─── Supplied material

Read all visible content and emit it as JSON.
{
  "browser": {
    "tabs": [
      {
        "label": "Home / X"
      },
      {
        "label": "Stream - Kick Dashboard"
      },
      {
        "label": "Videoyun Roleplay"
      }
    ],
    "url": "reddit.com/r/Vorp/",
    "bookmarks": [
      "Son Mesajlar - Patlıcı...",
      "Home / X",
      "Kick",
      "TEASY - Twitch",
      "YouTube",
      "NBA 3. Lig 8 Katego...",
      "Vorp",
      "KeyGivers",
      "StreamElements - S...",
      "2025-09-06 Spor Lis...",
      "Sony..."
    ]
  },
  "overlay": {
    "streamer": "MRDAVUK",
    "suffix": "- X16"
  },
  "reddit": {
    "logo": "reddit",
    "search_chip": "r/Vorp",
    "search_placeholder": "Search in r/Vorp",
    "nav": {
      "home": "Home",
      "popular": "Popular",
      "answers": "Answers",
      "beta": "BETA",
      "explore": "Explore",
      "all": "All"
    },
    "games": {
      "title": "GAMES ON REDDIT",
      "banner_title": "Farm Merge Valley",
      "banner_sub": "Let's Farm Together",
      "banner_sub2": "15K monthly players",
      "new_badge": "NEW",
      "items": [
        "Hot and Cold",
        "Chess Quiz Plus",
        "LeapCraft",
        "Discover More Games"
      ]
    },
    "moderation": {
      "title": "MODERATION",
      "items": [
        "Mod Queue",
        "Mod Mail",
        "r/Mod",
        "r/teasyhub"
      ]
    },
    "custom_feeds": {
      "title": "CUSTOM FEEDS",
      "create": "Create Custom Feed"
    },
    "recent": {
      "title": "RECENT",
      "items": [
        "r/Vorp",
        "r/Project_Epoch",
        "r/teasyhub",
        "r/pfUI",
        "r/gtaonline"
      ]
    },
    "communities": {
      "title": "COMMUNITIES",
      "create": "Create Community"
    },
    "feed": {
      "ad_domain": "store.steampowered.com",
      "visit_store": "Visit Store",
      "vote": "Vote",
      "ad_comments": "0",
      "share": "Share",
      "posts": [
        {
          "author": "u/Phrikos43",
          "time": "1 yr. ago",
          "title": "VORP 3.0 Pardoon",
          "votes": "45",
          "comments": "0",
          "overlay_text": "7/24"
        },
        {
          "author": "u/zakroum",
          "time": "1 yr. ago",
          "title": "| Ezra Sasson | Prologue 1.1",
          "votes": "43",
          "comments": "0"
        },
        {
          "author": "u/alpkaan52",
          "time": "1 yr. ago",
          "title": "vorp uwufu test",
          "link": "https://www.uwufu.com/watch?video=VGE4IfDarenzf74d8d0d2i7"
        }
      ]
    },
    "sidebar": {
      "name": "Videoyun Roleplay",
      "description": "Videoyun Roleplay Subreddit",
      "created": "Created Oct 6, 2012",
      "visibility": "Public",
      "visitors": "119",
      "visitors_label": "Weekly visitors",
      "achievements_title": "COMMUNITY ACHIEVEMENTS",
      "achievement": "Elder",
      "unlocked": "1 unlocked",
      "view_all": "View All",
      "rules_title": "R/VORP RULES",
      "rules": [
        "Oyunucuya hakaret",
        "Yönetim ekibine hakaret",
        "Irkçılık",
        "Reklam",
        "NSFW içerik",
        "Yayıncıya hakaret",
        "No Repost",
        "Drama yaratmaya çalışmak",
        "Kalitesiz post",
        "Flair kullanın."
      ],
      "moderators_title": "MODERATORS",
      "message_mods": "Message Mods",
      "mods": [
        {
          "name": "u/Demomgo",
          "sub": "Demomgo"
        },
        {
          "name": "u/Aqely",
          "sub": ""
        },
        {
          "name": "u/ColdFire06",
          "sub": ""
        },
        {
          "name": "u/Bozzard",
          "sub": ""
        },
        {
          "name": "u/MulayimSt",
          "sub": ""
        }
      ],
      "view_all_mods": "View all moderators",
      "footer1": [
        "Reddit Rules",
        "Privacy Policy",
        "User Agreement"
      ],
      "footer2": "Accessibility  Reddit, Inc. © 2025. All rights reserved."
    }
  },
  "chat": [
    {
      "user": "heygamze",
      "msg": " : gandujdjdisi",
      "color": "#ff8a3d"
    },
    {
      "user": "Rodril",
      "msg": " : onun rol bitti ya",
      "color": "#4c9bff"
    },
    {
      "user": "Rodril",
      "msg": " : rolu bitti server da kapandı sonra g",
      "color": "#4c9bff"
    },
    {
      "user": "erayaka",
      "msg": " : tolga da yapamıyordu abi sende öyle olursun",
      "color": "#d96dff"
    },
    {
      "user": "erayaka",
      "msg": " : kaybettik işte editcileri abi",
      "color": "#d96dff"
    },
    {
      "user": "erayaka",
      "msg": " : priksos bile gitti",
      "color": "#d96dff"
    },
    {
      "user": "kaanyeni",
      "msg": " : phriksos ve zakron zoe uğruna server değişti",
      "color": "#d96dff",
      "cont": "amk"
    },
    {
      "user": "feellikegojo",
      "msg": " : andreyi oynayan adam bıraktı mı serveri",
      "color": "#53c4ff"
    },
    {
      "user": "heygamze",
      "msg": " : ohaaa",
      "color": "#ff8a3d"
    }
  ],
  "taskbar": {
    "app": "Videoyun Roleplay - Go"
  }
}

──────

= The exercise =
Only the number is wanted: how many lines in the entries above contain the string "visitors"?

= Result =
2